Report all lines from the entries below in which "siège" appears.

====================

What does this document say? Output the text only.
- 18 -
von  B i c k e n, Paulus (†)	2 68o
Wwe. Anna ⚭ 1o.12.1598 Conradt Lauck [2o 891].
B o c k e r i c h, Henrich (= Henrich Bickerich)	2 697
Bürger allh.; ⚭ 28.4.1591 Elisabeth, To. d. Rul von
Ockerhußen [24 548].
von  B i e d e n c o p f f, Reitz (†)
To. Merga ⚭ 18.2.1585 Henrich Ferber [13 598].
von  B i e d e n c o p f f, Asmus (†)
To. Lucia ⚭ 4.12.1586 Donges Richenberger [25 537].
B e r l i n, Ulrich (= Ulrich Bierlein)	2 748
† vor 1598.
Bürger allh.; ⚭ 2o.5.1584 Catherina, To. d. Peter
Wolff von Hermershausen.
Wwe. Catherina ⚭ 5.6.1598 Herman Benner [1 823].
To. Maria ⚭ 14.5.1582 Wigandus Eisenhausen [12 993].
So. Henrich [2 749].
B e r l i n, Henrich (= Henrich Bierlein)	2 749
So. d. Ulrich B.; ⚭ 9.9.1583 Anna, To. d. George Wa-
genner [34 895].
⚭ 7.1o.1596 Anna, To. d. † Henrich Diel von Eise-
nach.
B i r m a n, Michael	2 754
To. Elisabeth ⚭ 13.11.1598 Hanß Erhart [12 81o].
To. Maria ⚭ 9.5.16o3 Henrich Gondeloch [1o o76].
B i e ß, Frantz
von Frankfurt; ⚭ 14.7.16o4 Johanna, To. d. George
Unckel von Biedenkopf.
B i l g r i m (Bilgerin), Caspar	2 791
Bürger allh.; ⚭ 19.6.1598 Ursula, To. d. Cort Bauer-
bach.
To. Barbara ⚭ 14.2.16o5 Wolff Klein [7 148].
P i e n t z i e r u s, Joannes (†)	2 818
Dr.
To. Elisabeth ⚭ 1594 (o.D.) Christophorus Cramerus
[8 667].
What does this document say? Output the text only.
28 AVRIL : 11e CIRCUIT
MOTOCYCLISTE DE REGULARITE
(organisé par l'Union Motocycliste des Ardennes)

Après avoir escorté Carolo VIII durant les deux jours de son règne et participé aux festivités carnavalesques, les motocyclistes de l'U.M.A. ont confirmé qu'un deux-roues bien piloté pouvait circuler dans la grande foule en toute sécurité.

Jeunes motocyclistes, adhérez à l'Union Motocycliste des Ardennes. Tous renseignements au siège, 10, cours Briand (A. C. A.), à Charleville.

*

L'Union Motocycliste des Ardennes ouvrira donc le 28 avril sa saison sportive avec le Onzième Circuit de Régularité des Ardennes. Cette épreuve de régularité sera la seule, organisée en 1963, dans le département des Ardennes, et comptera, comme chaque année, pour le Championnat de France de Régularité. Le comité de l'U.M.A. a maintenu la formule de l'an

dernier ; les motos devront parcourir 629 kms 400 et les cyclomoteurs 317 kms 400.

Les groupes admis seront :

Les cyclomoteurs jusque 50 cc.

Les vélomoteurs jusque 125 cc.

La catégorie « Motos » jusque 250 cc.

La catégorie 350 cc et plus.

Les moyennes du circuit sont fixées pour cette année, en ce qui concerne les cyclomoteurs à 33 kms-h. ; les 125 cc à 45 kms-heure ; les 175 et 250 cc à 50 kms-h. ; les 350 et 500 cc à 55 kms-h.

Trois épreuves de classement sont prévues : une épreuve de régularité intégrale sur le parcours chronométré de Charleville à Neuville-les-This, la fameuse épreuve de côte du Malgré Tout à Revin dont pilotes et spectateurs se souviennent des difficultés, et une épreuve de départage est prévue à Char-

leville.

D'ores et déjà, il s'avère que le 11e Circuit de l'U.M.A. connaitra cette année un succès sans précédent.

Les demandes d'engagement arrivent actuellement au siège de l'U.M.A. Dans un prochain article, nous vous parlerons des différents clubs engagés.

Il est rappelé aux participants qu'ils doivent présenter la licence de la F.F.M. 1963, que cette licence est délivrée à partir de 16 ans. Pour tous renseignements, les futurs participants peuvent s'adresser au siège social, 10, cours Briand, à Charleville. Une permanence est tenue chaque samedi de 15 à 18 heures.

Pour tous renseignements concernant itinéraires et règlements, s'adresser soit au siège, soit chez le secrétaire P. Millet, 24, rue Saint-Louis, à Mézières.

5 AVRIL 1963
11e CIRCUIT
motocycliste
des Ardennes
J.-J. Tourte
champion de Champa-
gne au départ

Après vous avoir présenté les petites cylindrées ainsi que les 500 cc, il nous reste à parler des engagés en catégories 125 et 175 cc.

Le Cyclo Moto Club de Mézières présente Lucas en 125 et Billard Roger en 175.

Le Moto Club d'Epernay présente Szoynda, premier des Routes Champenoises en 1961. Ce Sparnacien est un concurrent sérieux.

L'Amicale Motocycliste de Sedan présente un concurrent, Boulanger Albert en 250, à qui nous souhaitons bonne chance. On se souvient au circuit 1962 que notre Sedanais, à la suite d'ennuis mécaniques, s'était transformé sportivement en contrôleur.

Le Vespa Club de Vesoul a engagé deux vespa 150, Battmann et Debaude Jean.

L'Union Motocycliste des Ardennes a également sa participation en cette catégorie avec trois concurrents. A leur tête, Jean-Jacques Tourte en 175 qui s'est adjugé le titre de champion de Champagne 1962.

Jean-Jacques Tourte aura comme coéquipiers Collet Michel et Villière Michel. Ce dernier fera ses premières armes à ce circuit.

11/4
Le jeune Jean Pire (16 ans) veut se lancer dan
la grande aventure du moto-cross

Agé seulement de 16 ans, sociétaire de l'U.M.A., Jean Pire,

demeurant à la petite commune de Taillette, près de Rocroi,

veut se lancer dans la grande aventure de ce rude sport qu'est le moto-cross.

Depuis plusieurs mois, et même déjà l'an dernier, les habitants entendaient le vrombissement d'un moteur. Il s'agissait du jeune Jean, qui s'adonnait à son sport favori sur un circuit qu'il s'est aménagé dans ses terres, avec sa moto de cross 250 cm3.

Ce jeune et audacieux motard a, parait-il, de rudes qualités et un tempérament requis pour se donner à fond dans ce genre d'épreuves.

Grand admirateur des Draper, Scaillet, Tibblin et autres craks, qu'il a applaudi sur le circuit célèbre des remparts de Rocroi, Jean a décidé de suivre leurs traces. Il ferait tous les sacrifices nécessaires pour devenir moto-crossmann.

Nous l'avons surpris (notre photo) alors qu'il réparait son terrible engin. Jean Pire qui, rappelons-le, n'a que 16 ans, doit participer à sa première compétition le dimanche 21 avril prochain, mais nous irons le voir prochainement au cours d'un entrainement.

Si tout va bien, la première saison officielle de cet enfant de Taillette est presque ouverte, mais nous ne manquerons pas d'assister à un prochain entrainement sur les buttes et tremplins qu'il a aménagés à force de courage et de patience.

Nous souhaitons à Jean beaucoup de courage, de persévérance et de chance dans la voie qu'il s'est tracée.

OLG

====================

* **Problem solution**:
Jeunes motocyclistes, adhérez à l'Union Motocycliste des Ardennes. Tous renseignements au siège, 10, cours Briand (A. C. A.), à Charleville.
Les demandes d'engagement arrivent actuellement au siège de l'U.M.A. Dans un prochain article, nous vous parlerons des différents clubs engagés.
Il est rappelé aux participants qu'ils doivent présenter la licence de la F.F.M. 1963, que cette licence est délivrée à partir de 16 ans. Pour tous renseignements, les futurs participants peuvent s'adresser au siège social, 10, cours Briand, à Charleville. Une permanence est tenue chaque samedi de 15 à 18 heures.
Pour tous renseignements concernant itinéraires et règlements, s'adresser soit au siège, soit chez le secrétaire P. Millet, 24, rue Saint-Louis, à Mézières.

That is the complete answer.